(Dataset records)
[start]
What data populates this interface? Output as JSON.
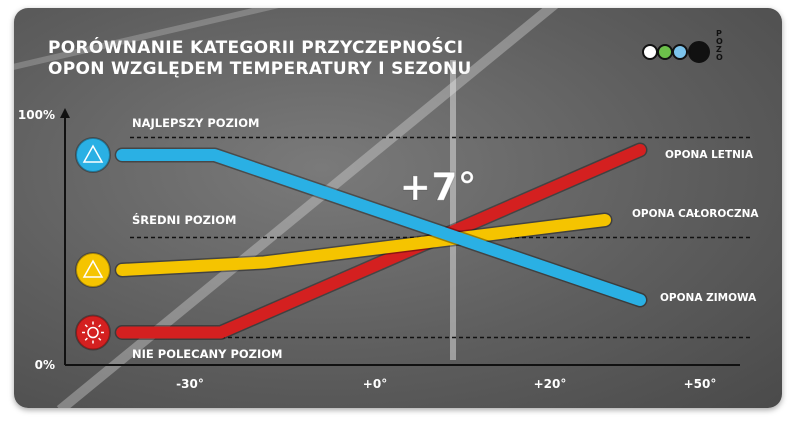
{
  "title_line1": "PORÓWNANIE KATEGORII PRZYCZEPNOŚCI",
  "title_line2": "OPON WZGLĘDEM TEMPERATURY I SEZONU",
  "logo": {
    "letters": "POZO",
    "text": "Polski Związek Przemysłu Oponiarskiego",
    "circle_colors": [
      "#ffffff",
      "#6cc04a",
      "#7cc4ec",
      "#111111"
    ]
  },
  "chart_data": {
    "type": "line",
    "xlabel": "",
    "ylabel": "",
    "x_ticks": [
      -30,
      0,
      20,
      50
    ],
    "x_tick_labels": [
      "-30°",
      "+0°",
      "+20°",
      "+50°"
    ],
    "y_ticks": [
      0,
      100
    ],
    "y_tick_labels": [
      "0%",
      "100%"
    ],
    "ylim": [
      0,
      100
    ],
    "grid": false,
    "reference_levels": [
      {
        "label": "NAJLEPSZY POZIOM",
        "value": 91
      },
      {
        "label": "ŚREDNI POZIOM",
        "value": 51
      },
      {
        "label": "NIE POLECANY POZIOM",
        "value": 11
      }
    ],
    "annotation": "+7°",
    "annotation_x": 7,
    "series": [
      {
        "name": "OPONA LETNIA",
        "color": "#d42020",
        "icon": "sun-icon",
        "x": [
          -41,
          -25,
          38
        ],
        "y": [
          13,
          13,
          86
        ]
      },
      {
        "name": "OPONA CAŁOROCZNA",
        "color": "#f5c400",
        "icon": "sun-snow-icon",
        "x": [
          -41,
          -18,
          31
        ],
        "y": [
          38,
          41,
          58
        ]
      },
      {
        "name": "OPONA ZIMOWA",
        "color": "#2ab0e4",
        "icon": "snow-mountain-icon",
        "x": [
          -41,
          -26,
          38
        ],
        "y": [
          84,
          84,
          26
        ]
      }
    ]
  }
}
[end]
### Stated task
Return each line exactly as written. Any picture gets left out.

### Full solution
What data populates this interface? Output as JSON.
{
  "title_line1": "PORÓWNANIE KATEGORII PRZYCZEPNOŚCI",
  "title_line2": "OPON WZGLĘDEM TEMPERATURY I SEZONU",
  "logo": {
    "letters": "POZO",
    "text": "Polski Związek Przemysłu Oponiarskiego",
    "circle_colors": [
      "#ffffff",
      "#6cc04a",
      "#7cc4ec",
      "#111111"
    ]
  },
  "chart_data": {
    "type": "line",
    "xlabel": "",
    "ylabel": "",
    "x_ticks": [
      -30,
      0,
      20,
      50
    ],
    "x_tick_labels": [
      "-30°",
      "+0°",
      "+20°",
      "+50°"
    ],
    "y_ticks": [
      0,
      100
    ],
    "y_tick_labels": [
      "0%",
      "100%"
    ],
    "ylim": [
      0,
      100
    ],
    "grid": false,
    "reference_levels": [
      {
        "label": "NAJLEPSZY POZIOM",
        "value": 91
      },
      {
        "label": "ŚREDNI POZIOM",
        "value": 51
      },
      {
        "label": "NIE POLECANY POZIOM",
        "value": 11
      }
    ],
    "annotation": "+7°",
    "annotation_x": 7,
    "series": [
      {
        "name": "OPONA LETNIA",
        "color": "#d42020",
        "icon": "sun-icon",
        "x": [
          -41,
          -25,
          38
        ],
        "y": [
          13,
          13,
          86
        ]
      },
      {
        "name": "OPONA CAŁOROCZNA",
        "color": "#f5c400",
        "icon": "sun-snow-icon",
        "x": [
          -41,
          -18,
          31
        ],
        "y": [
          38,
          41,
          58
        ]
      },
      {
        "name": "OPONA ZIMOWA",
        "color": "#2ab0e4",
        "icon": "snow-mountain-icon",
        "x": [
          -41,
          -26,
          38
        ],
        "y": [
          84,
          84,
          26
        ]
      }
    ]
  }
}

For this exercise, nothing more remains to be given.